>>>>

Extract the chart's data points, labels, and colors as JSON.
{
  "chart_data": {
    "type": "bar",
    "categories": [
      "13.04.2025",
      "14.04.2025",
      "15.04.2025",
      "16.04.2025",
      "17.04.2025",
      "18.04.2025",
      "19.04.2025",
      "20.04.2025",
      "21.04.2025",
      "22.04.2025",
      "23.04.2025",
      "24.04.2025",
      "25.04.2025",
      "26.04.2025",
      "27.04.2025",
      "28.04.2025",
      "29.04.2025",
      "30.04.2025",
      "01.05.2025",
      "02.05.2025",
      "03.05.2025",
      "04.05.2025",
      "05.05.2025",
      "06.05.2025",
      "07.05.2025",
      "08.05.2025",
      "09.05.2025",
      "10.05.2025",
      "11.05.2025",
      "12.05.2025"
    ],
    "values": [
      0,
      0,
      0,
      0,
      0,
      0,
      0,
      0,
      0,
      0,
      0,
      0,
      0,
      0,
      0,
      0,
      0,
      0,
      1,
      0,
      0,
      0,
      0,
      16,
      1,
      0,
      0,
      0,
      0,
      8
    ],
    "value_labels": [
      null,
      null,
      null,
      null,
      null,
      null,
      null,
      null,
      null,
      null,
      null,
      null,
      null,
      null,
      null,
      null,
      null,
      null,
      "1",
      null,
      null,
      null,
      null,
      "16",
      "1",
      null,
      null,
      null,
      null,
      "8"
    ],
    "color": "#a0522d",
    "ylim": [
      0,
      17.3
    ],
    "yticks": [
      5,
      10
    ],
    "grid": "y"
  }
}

<<<<

REQUIREMENTS: Copy out the data shown above without altering anything.

RESULT OF THE TASK:
Extract the chart's data points, labels, and colors as JSON.
{
  "chart_data": {
    "type": "bar",
    "categories": [
      "13.04.2025",
      "14.04.2025",
      "15.04.2025",
      "16.04.2025",
      "17.04.2025",
      "18.04.2025",
      "19.04.2025",
      "20.04.2025",
      "21.04.2025",
      "22.04.2025",
      "23.04.2025",
      "24.04.2025",
      "25.04.2025",
      "26.04.2025",
      "27.04.2025",
      "28.04.2025",
      "29.04.2025",
      "30.04.2025",
      "01.05.2025",
      "02.05.2025",
      "03.05.2025",
      "04.05.2025",
      "05.05.2025",
      "06.05.2025",
      "07.05.2025",
      "08.05.2025",
      "09.05.2025",
      "10.05.2025",
      "11.05.2025",
      "12.05.2025"
    ],
    "values": [
      0,
      0,
      0,
      0,
      0,
      0,
      0,
      0,
      0,
      0,
      0,
      0,
      0,
      0,
      0,
      0,
      0,
      0,
      1,
      0,
      0,
      0,
      0,
      16,
      1,
      0,
      0,
      0,
      0,
      8
    ],
    "value_labels": [
      null,
      null,
      null,
      null,
      null,
      null,
      null,
      null,
      null,
      null,
      null,
      null,
      null,
      null,
      null,
      null,
      null,
      null,
      "1",
      null,
      null,
      null,
      null,
      "16",
      "1",
      null,
      null,
      null,
      null,
      "8"
    ],
    "color": "#a0522d",
    "ylim": [
      0,
      17.3
    ],
    "yticks": [
      5,
      10
    ],
    "grid": "y"
  }
}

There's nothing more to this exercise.